• The exercise
Copy the data that follows, character for character, minus the pictures.

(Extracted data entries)

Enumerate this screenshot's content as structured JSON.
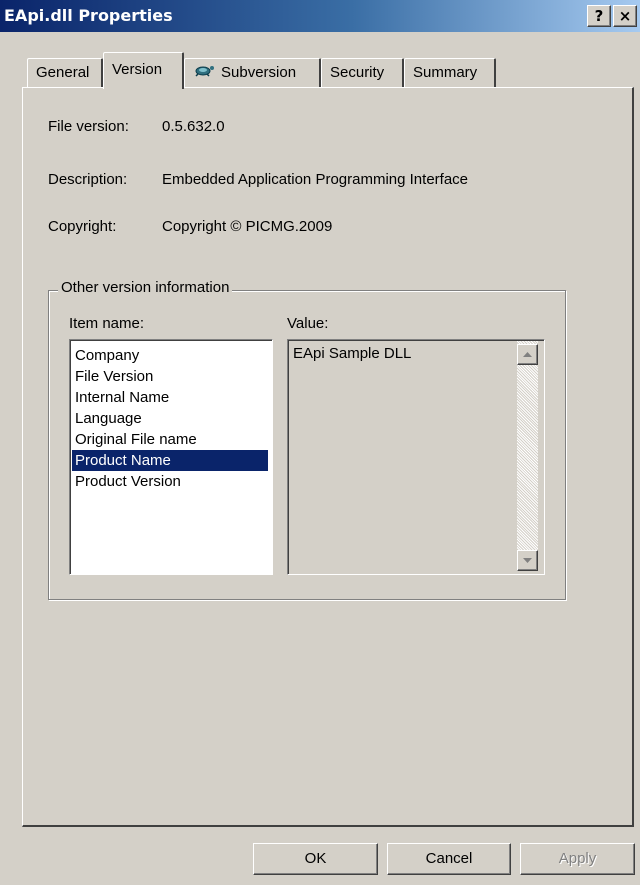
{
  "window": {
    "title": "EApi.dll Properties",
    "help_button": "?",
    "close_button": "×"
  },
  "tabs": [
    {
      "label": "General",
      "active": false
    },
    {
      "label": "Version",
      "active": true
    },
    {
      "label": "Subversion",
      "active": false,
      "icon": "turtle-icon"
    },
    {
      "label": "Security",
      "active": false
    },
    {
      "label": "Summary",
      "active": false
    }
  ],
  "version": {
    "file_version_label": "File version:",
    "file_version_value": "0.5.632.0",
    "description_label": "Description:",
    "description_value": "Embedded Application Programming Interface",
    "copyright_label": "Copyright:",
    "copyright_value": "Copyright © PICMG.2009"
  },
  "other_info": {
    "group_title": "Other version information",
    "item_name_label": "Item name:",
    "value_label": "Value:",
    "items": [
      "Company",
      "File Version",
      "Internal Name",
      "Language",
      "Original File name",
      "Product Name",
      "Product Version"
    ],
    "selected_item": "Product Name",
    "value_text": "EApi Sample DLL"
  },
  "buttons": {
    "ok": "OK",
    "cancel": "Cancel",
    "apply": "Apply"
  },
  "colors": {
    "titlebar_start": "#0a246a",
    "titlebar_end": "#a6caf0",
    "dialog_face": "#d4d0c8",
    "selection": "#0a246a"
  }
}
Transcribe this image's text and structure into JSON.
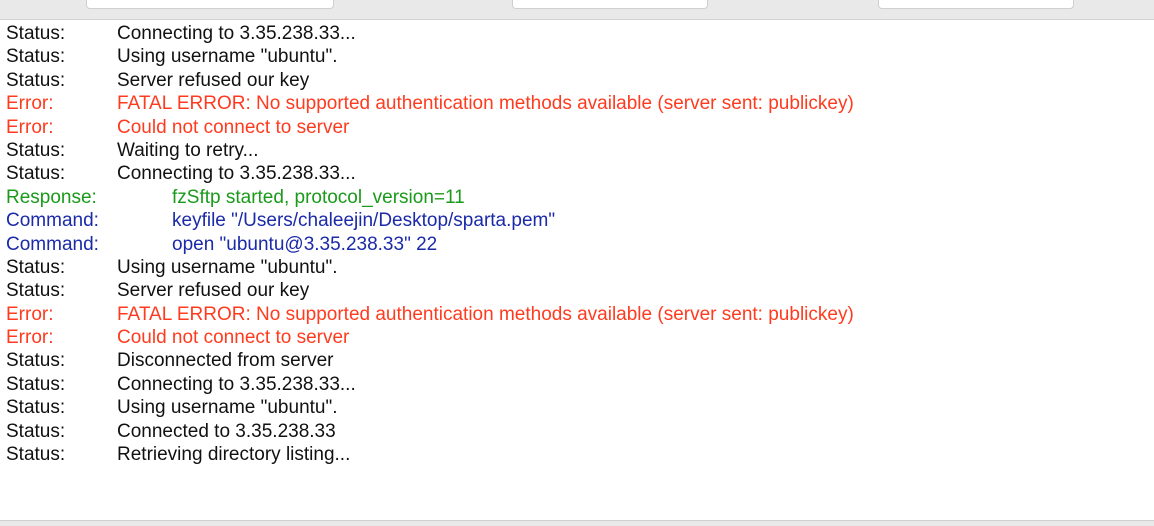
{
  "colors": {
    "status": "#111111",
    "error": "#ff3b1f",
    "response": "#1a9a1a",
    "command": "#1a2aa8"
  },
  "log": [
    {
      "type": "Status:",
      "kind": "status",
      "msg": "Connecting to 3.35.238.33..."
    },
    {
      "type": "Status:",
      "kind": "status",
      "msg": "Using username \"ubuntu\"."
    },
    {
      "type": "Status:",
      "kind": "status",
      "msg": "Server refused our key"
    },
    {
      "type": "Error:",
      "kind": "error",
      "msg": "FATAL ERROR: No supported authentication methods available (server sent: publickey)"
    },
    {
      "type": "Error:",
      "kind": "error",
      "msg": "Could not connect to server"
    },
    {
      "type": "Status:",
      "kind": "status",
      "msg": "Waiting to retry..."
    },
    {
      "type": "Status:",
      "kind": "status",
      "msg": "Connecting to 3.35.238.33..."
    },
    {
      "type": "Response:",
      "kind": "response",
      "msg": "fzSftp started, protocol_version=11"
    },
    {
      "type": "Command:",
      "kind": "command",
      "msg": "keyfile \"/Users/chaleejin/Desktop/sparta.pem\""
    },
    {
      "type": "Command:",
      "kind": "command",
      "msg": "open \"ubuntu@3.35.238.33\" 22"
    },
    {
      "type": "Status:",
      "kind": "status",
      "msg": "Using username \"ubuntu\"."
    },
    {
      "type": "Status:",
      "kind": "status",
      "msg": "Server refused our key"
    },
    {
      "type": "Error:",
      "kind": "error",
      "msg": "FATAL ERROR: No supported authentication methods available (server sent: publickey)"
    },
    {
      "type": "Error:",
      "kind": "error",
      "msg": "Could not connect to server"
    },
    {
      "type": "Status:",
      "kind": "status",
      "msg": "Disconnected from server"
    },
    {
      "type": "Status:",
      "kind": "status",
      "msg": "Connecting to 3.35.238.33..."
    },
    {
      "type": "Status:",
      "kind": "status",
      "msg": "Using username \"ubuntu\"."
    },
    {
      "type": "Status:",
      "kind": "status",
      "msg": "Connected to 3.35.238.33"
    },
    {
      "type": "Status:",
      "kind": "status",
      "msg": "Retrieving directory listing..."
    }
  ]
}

• Result of the exercise
Enumerate this screenshot's content as structured JSON.
{
  "window": {
    "title": "EApi.dll Properties",
    "help_button": "?",
    "close_button": "×"
  },
  "tabs": [
    {
      "label": "General",
      "active": false
    },
    {
      "label": "Version",
      "active": true
    },
    {
      "label": "Subversion",
      "active": false,
      "icon": "turtle-icon"
    },
    {
      "label": "Security",
      "active": false
    },
    {
      "label": "Summary",
      "active": false
    }
  ],
  "version": {
    "file_version_label": "File version:",
    "file_version_value": "0.5.632.0",
    "description_label": "Description:",
    "description_value": "Embedded Application Programming Interface",
    "copyright_label": "Copyright:",
    "copyright_value": "Copyright © PICMG.2009"
  },
  "other_info": {
    "group_title": "Other version information",
    "item_name_label": "Item name:",
    "value_label": "Value:",
    "items": [
      "Company",
      "File Version",
      "Internal Name",
      "Language",
      "Original File name",
      "Product Name",
      "Product Version"
    ],
    "selected_item": "Product Name",
    "value_text": "EApi Sample DLL"
  },
  "buttons": {
    "ok": "OK",
    "cancel": "Cancel",
    "apply": "Apply"
  },
  "colors": {
    "titlebar_start": "#0a246a",
    "titlebar_end": "#a6caf0",
    "dialog_face": "#d4d0c8",
    "selection": "#0a246a"
  }
}
Transcribe this image's text and structure into JSON.
{
  "colors": {
    "status": "#111111",
    "error": "#ff3b1f",
    "response": "#1a9a1a",
    "command": "#1a2aa8"
  },
  "log": [
    {
      "type": "Status:",
      "kind": "status",
      "msg": "Connecting to 3.35.238.33..."
    },
    {
      "type": "Status:",
      "kind": "status",
      "msg": "Using username \"ubuntu\"."
    },
    {
      "type": "Status:",
      "kind": "status",
      "msg": "Server refused our key"
    },
    {
      "type": "Error:",
      "kind": "error",
      "msg": "FATAL ERROR: No supported authentication methods available (server sent: publickey)"
    },
    {
      "type": "Error:",
      "kind": "error",
      "msg": "Could not connect to server"
    },
    {
      "type": "Status:",
      "kind": "status",
      "msg": "Waiting to retry..."
    },
    {
      "type": "Status:",
      "kind": "status",
      "msg": "Connecting to 3.35.238.33..."
    },
    {
      "type": "Response:",
      "kind": "response",
      "msg": "fzSftp started, protocol_version=11"
    },
    {
      "type": "Command:",
      "kind": "command",
      "msg": "keyfile \"/Users/chaleejin/Desktop/sparta.pem\""
    },
    {
      "type": "Command:",
      "kind": "command",
      "msg": "open \"ubuntu@3.35.238.33\" 22"
    },
    {
      "type": "Status:",
      "kind": "status",
      "msg": "Using username \"ubuntu\"."
    },
    {
      "type": "Status:",
      "kind": "status",
      "msg": "Server refused our key"
    },
    {
      "type": "Error:",
      "kind": "error",
      "msg": "FATAL ERROR: No supported authentication methods available (server sent: publickey)"
    },
    {
      "type": "Error:",
      "kind": "error",
      "msg": "Could not connect to server"
    },
    {
      "type": "Status:",
      "kind": "status",
      "msg": "Disconnected from server"
    },
    {
      "type": "Status:",
      "kind": "status",
      "msg": "Connecting to 3.35.238.33..."
    },
    {
      "type": "Status:",
      "kind": "status",
      "msg": "Using username \"ubuntu\"."
    },
    {
      "type": "Status:",
      "kind": "status",
      "msg": "Connected to 3.35.238.33"
    },
    {
      "type": "Status:",
      "kind": "status",
      "msg": "Retrieving directory listing..."
    }
  ]
}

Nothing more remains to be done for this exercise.